Count the lines below that contain the word "usage", and reply with that number alone.

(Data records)
+++++

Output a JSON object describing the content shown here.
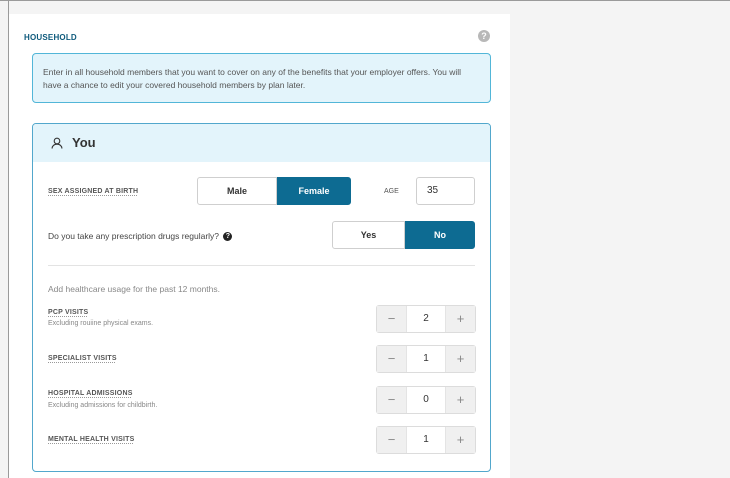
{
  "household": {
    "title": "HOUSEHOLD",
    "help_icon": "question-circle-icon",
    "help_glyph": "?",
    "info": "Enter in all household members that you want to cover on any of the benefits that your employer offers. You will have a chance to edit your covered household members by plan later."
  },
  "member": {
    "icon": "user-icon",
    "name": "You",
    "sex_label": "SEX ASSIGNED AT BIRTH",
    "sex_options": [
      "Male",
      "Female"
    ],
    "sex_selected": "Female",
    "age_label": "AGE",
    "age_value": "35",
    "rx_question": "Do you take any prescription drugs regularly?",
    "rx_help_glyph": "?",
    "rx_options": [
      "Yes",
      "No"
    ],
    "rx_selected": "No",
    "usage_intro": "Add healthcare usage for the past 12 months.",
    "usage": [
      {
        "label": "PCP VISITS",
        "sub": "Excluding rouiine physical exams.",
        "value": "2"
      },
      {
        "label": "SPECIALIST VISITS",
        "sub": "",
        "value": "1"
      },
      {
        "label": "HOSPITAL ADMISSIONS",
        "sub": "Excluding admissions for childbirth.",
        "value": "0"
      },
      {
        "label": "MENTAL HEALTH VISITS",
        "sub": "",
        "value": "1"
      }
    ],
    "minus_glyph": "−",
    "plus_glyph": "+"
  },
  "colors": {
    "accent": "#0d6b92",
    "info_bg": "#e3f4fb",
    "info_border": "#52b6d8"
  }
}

+++++

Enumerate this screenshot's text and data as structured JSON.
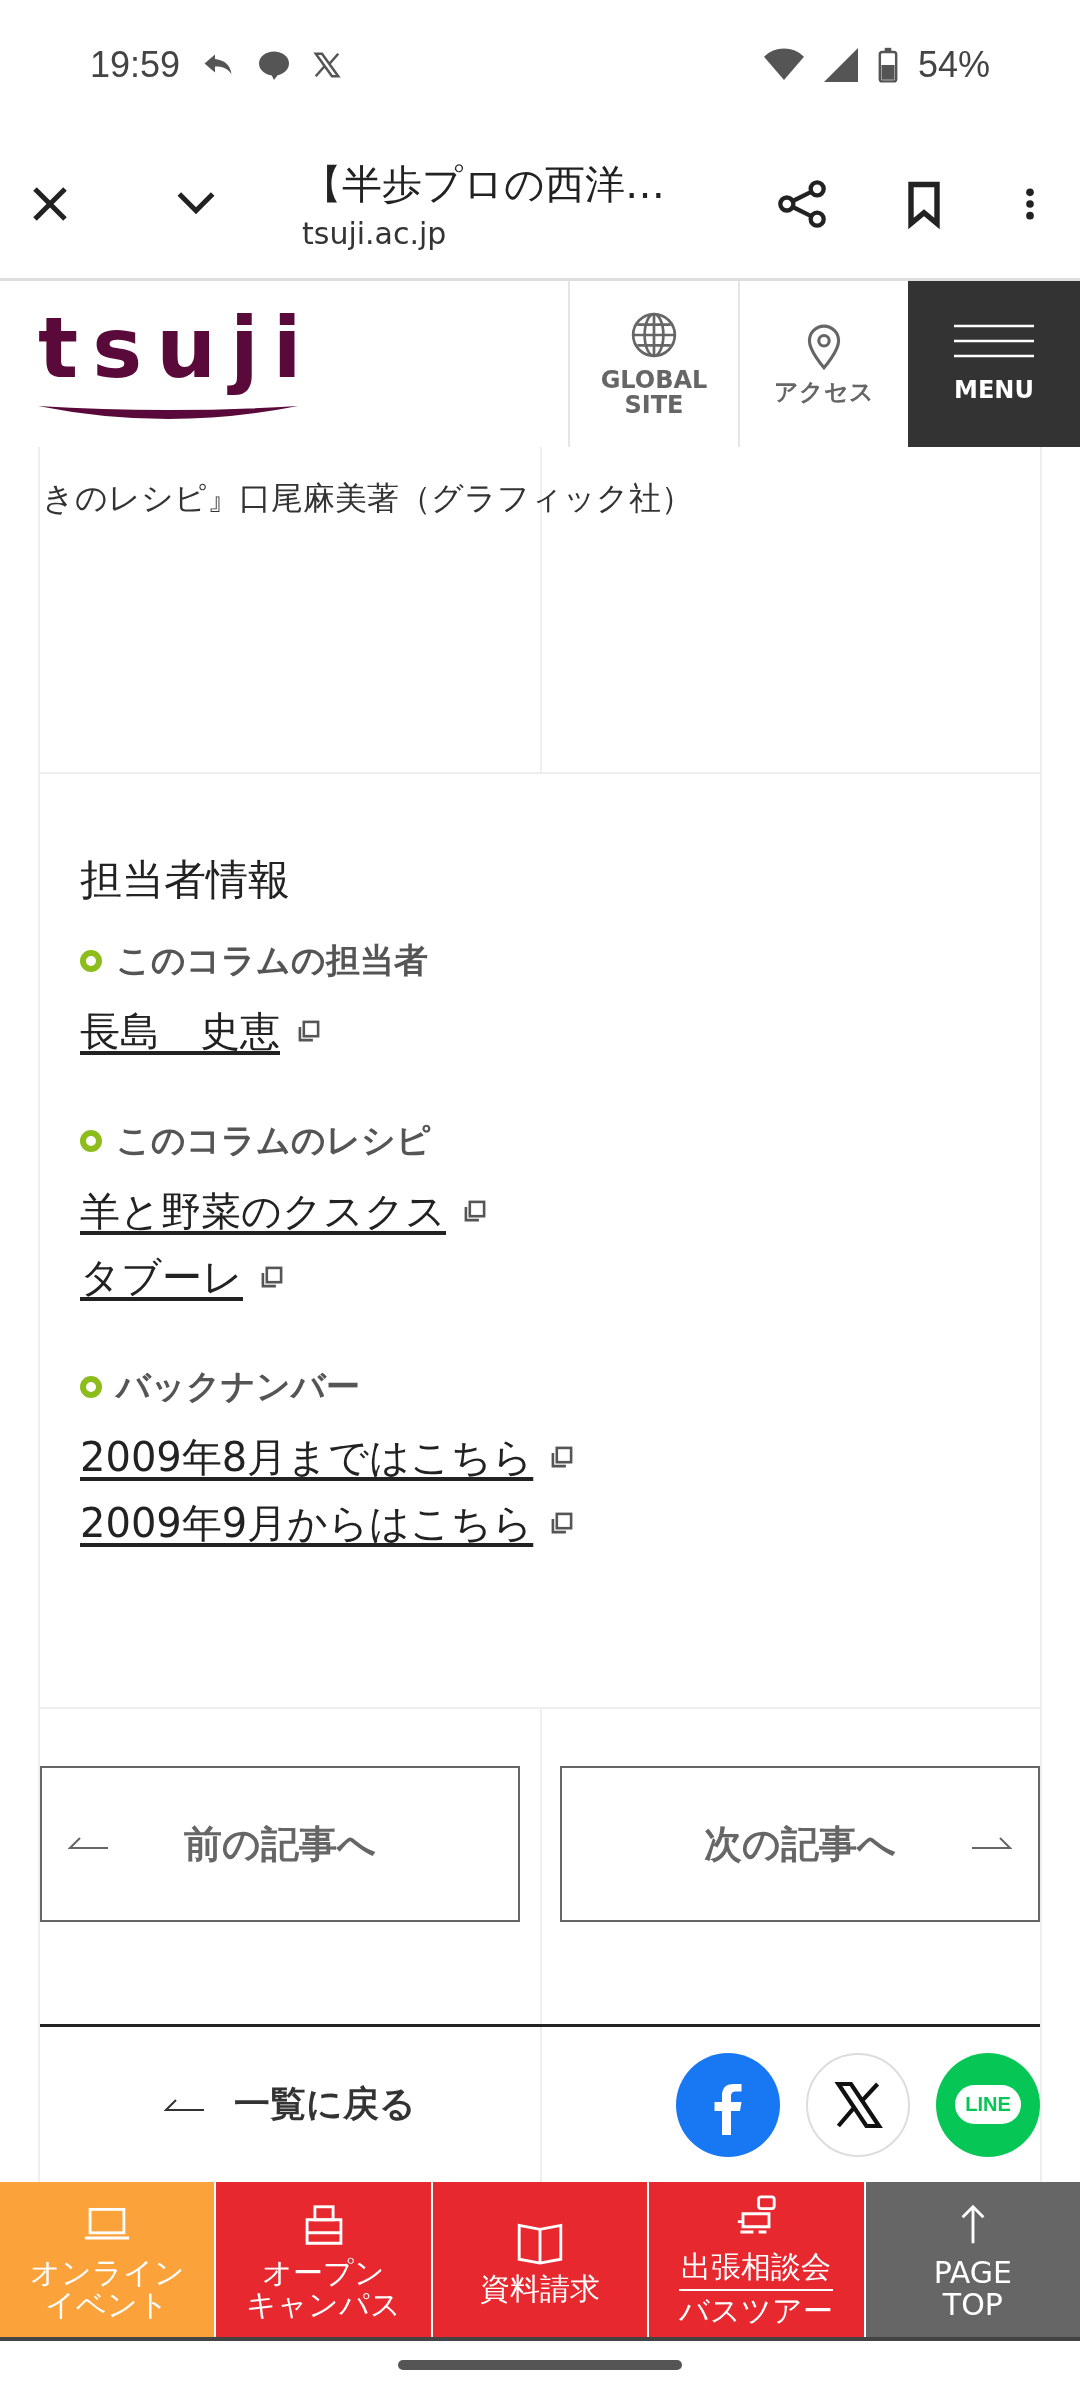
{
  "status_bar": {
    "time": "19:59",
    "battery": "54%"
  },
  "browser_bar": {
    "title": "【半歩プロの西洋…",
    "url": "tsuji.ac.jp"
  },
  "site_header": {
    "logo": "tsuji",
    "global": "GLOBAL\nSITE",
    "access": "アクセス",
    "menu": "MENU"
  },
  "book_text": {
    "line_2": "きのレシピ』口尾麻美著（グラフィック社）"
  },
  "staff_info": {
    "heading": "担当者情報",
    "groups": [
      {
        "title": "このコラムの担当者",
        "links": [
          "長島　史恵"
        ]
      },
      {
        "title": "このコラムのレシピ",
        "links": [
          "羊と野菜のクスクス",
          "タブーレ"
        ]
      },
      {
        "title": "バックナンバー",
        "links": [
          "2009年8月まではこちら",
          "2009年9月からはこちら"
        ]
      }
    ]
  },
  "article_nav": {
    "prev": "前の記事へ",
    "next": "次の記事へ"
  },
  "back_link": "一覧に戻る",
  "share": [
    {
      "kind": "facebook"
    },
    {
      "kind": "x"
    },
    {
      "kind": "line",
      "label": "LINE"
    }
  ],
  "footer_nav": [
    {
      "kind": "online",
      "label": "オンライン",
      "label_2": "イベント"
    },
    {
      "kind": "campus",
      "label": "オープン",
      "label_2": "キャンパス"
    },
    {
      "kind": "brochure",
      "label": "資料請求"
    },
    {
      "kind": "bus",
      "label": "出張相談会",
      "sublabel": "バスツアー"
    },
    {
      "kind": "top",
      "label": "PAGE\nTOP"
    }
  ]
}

+++++

* Problem solution: 2